## Exercise goal
Make an exact copy of the lines below.

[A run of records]
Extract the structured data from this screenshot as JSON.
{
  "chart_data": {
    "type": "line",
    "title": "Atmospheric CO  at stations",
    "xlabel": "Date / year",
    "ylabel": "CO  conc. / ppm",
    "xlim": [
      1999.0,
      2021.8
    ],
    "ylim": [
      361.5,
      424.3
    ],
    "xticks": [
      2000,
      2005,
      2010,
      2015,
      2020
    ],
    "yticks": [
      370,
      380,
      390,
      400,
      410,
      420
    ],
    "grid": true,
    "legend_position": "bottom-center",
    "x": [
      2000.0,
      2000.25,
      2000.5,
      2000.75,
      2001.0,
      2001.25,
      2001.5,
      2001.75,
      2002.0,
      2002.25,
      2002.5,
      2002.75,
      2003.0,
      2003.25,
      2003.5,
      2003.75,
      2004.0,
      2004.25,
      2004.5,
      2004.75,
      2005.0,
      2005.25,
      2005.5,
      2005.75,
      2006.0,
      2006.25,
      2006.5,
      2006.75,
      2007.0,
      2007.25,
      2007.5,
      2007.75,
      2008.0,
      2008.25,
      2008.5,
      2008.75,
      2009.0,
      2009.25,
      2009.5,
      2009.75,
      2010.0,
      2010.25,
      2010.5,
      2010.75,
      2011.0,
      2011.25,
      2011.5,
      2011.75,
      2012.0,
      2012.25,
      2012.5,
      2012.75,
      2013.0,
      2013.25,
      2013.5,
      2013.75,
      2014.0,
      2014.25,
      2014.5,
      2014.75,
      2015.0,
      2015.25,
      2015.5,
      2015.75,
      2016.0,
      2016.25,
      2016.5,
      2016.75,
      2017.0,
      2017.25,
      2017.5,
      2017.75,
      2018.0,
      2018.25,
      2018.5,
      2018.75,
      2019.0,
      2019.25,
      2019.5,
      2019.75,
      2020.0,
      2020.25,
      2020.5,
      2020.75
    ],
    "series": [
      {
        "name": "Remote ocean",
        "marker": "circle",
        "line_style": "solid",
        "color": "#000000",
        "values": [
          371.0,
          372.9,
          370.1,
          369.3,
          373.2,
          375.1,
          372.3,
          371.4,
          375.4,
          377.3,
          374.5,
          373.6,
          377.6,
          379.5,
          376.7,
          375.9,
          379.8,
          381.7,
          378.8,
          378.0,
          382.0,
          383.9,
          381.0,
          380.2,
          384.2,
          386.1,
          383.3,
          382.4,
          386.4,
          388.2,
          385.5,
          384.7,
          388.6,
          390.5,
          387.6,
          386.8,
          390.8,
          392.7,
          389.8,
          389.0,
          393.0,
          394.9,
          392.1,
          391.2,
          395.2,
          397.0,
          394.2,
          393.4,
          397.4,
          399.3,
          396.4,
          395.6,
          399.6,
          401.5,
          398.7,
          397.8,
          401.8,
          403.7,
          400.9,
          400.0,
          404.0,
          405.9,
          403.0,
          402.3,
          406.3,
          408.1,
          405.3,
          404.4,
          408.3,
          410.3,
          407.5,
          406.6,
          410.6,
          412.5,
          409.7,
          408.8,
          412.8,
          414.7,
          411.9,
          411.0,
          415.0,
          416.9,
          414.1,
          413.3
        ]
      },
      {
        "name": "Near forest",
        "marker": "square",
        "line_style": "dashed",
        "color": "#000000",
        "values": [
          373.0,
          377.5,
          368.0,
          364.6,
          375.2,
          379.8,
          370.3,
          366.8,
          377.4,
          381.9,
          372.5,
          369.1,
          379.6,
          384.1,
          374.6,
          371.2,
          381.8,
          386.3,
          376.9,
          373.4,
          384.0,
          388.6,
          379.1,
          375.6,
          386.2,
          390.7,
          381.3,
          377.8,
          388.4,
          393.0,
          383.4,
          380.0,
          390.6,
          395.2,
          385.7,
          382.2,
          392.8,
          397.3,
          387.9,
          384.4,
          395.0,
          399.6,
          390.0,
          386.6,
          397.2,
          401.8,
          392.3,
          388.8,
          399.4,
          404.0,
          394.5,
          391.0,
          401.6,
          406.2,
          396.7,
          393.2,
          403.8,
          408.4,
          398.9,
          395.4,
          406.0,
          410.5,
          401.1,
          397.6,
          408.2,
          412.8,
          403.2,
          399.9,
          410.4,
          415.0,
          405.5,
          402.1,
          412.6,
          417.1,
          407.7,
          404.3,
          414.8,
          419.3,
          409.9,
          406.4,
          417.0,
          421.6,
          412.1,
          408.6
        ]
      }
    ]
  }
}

## Exercise solution
Extract the structured data from this screenshot as JSON.
{
  "chart_data": {
    "type": "line",
    "title": "Atmospheric CO  at stations",
    "xlabel": "Date / year",
    "ylabel": "CO  conc. / ppm",
    "xlim": [
      1999.0,
      2021.8
    ],
    "ylim": [
      361.5,
      424.3
    ],
    "xticks": [
      2000,
      2005,
      2010,
      2015,
      2020
    ],
    "yticks": [
      370,
      380,
      390,
      400,
      410,
      420
    ],
    "grid": true,
    "legend_position": "bottom-center",
    "x": [
      2000.0,
      2000.25,
      2000.5,
      2000.75,
      2001.0,
      2001.25,
      2001.5,
      2001.75,
      2002.0,
      2002.25,
      2002.5,
      2002.75,
      2003.0,
      2003.25,
      2003.5,
      2003.75,
      2004.0,
      2004.25,
      2004.5,
      2004.75,
      2005.0,
      2005.25,
      2005.5,
      2005.75,
      2006.0,
      2006.25,
      2006.5,
      2006.75,
      2007.0,
      2007.25,
      2007.5,
      2007.75,
      2008.0,
      2008.25,
      2008.5,
      2008.75,
      2009.0,
      2009.25,
      2009.5,
      2009.75,
      2010.0,
      2010.25,
      2010.5,
      2010.75,
      2011.0,
      2011.25,
      2011.5,
      2011.75,
      2012.0,
      2012.25,
      2012.5,
      2012.75,
      2013.0,
      2013.25,
      2013.5,
      2013.75,
      2014.0,
      2014.25,
      2014.5,
      2014.75,
      2015.0,
      2015.25,
      2015.5,
      2015.75,
      2016.0,
      2016.25,
      2016.5,
      2016.75,
      2017.0,
      2017.25,
      2017.5,
      2017.75,
      2018.0,
      2018.25,
      2018.5,
      2018.75,
      2019.0,
      2019.25,
      2019.5,
      2019.75,
      2020.0,
      2020.25,
      2020.5,
      2020.75
    ],
    "series": [
      {
        "name": "Remote ocean",
        "marker": "circle",
        "line_style": "solid",
        "color": "#000000",
        "values": [
          371.0,
          372.9,
          370.1,
          369.3,
          373.2,
          375.1,
          372.3,
          371.4,
          375.4,
          377.3,
          374.5,
          373.6,
          377.6,
          379.5,
          376.7,
          375.9,
          379.8,
          381.7,
          378.8,
          378.0,
          382.0,
          383.9,
          381.0,
          380.2,
          384.2,
          386.1,
          383.3,
          382.4,
          386.4,
          388.2,
          385.5,
          384.7,
          388.6,
          390.5,
          387.6,
          386.8,
          390.8,
          392.7,
          389.8,
          389.0,
          393.0,
          394.9,
          392.1,
          391.2,
          395.2,
          397.0,
          394.2,
          393.4,
          397.4,
          399.3,
          396.4,
          395.6,
          399.6,
          401.5,
          398.7,
          397.8,
          401.8,
          403.7,
          400.9,
          400.0,
          404.0,
          405.9,
          403.0,
          402.3,
          406.3,
          408.1,
          405.3,
          404.4,
          408.3,
          410.3,
          407.5,
          406.6,
          410.6,
          412.5,
          409.7,
          408.8,
          412.8,
          414.7,
          411.9,
          411.0,
          415.0,
          416.9,
          414.1,
          413.3
        ]
      },
      {
        "name": "Near forest",
        "marker": "square",
        "line_style": "dashed",
        "color": "#000000",
        "values": [
          373.0,
          377.5,
          368.0,
          364.6,
          375.2,
          379.8,
          370.3,
          366.8,
          377.4,
          381.9,
          372.5,
          369.1,
          379.6,
          384.1,
          374.6,
          371.2,
          381.8,
          386.3,
          376.9,
          373.4,
          384.0,
          388.6,
          379.1,
          375.6,
          386.2,
          390.7,
          381.3,
          377.8,
          388.4,
          393.0,
          383.4,
          380.0,
          390.6,
          395.2,
          385.7,
          382.2,
          392.8,
          397.3,
          387.9,
          384.4,
          395.0,
          399.6,
          390.0,
          386.6,
          397.2,
          401.8,
          392.3,
          388.8,
          399.4,
          404.0,
          394.5,
          391.0,
          401.6,
          406.2,
          396.7,
          393.2,
          403.8,
          408.4,
          398.9,
          395.4,
          406.0,
          410.5,
          401.1,
          397.6,
          408.2,
          412.8,
          403.2,
          399.9,
          410.4,
          415.0,
          405.5,
          402.1,
          412.6,
          417.1,
          407.7,
          404.3,
          414.8,
          419.3,
          409.9,
          406.4,
          417.0,
          421.6,
          412.1,
          408.6
        ]
      }
    ]
  }
}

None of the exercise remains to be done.